== SOURCE MATERIAL ==

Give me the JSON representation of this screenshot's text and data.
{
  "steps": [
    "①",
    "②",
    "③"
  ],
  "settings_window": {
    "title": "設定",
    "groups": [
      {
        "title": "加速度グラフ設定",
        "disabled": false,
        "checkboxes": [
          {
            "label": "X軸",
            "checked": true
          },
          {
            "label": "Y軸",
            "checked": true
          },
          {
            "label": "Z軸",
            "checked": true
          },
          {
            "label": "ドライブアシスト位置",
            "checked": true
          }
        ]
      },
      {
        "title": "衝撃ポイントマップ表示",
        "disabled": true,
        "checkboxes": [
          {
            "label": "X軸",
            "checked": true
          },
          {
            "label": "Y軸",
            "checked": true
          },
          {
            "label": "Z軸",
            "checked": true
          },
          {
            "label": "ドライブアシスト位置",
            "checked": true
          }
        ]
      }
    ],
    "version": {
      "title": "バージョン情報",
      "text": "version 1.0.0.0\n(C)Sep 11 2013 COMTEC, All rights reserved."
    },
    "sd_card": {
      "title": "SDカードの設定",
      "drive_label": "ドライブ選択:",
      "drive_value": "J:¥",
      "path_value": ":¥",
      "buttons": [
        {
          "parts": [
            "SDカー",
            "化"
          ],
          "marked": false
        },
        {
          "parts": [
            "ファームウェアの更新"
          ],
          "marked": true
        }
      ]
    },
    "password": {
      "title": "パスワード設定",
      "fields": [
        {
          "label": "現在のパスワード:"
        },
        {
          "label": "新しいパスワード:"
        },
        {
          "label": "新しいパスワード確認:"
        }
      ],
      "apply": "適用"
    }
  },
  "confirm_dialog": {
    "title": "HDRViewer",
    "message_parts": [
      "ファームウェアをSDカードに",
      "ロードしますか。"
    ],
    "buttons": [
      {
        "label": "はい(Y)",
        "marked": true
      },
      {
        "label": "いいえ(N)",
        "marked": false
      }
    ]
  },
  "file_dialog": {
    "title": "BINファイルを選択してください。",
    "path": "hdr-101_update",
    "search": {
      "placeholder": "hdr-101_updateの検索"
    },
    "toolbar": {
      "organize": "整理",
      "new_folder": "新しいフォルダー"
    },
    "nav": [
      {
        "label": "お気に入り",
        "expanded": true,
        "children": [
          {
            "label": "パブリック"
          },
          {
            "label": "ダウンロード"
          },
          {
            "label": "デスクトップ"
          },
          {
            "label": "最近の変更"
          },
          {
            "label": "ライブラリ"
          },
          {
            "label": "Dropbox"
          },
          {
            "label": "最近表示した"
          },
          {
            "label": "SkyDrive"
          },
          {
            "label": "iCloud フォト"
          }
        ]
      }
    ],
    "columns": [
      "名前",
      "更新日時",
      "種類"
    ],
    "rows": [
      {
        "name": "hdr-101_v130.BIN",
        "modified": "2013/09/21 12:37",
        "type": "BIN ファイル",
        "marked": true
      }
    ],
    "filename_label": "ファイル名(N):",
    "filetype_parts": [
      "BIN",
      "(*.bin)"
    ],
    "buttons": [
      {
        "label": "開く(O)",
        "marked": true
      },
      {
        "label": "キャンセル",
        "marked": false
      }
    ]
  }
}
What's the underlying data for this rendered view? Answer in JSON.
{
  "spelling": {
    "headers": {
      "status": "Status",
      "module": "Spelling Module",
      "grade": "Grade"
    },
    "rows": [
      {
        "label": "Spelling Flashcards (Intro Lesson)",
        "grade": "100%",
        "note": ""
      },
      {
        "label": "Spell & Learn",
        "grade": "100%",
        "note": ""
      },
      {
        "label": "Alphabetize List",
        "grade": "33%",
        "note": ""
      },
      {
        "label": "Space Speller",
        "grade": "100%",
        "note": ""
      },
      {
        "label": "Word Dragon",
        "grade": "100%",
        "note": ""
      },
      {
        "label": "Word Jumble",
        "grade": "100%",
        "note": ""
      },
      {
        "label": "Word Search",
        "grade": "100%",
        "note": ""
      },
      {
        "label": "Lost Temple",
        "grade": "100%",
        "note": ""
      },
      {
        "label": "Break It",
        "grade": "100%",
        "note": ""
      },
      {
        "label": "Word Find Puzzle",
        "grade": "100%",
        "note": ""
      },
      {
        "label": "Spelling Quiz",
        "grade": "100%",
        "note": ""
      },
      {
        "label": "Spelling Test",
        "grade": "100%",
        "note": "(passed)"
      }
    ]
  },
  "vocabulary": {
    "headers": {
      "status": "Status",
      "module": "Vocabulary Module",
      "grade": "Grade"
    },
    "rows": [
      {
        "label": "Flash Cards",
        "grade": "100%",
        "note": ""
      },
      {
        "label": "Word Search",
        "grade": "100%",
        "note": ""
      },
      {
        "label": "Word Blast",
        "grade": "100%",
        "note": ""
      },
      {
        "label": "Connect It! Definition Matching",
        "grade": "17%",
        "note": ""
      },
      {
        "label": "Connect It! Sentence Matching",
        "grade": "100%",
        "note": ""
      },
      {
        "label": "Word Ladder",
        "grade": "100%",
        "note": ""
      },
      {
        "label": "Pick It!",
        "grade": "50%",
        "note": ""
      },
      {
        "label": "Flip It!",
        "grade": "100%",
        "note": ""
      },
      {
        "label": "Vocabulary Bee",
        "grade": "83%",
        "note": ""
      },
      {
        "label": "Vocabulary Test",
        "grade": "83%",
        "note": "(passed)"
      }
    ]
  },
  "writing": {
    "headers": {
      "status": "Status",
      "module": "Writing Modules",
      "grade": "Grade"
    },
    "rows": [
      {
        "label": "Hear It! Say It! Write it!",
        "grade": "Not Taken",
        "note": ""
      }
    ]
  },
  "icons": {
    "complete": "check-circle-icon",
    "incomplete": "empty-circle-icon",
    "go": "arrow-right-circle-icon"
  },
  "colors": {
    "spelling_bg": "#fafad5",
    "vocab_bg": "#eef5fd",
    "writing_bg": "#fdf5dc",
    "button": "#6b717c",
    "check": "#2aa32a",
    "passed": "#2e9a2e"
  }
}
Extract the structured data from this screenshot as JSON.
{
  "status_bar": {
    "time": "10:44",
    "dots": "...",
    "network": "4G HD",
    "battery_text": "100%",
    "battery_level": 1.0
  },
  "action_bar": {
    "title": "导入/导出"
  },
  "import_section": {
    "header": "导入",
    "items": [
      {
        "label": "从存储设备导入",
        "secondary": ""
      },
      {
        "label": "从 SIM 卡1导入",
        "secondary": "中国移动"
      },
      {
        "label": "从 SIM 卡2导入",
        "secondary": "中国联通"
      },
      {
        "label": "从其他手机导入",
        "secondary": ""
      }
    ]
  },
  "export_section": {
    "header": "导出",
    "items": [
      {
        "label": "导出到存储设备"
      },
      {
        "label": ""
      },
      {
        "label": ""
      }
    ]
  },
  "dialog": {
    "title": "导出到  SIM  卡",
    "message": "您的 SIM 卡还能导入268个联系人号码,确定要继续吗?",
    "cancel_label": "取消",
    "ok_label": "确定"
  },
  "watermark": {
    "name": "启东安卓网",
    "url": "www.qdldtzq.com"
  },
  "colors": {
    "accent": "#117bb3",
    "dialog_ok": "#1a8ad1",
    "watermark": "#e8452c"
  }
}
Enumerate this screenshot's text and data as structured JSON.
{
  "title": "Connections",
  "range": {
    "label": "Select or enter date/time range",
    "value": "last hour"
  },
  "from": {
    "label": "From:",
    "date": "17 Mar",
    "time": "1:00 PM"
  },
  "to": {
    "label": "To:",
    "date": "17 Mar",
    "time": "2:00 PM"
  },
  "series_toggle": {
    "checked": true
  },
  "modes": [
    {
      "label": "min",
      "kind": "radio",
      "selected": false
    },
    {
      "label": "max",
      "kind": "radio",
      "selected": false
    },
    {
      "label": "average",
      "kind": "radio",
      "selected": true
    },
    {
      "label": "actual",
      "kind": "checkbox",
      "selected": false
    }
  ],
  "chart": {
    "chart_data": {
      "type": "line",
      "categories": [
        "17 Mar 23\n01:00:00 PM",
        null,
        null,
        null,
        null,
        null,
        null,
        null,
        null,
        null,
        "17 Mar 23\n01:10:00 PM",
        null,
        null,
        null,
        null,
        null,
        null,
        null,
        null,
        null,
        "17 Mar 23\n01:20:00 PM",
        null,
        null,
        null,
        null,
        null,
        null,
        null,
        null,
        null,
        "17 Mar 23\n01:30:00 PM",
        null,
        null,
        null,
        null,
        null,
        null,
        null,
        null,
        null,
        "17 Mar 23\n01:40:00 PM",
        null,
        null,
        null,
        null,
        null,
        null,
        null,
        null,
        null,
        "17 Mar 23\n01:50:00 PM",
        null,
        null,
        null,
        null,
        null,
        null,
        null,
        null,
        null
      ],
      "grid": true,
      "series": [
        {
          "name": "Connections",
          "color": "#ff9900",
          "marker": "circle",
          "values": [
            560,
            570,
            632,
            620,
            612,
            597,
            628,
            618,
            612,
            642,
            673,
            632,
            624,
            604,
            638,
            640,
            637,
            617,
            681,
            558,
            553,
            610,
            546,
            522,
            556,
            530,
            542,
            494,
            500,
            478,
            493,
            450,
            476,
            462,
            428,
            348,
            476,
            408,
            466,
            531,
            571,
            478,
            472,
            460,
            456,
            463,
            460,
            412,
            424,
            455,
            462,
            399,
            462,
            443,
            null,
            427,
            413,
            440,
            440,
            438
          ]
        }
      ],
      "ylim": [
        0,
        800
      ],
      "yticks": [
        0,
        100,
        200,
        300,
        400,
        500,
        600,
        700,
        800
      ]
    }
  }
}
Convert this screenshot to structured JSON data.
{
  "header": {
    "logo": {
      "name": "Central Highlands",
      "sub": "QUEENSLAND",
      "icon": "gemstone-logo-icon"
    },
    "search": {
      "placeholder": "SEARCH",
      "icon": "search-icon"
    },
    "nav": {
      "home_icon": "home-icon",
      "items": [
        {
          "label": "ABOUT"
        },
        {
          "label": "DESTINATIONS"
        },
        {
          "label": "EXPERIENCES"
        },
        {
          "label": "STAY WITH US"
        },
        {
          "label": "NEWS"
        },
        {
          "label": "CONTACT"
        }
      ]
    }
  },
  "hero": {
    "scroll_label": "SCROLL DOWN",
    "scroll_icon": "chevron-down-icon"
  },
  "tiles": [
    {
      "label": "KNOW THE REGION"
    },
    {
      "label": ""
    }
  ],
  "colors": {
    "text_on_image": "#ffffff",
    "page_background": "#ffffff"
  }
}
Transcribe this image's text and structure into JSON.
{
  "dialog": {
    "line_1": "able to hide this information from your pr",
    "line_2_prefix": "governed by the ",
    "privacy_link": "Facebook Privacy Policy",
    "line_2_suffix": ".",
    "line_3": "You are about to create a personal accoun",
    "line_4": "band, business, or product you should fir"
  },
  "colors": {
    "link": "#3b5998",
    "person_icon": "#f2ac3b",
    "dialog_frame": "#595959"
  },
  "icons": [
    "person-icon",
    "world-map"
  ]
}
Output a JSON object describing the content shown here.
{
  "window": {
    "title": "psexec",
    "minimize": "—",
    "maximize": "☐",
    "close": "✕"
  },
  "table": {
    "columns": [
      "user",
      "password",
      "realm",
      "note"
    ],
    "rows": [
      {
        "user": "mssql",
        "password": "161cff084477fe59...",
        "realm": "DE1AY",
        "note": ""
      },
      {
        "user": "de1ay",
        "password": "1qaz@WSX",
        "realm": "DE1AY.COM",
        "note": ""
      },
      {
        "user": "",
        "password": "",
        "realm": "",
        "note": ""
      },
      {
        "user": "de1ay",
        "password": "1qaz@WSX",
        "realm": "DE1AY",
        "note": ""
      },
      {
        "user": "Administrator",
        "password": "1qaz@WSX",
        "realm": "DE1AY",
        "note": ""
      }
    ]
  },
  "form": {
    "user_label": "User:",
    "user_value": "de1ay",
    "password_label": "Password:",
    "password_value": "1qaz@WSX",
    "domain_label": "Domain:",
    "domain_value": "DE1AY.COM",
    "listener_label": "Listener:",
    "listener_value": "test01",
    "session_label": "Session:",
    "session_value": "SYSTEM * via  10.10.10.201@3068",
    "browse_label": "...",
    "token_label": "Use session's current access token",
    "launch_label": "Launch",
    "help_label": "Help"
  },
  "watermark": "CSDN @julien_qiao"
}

===

- **THE PROBLEM**: Tally up the lines in the preceding listing that contain the string "this". Respond with the number and nothing else.

- **EXERCISE RESULT**: 7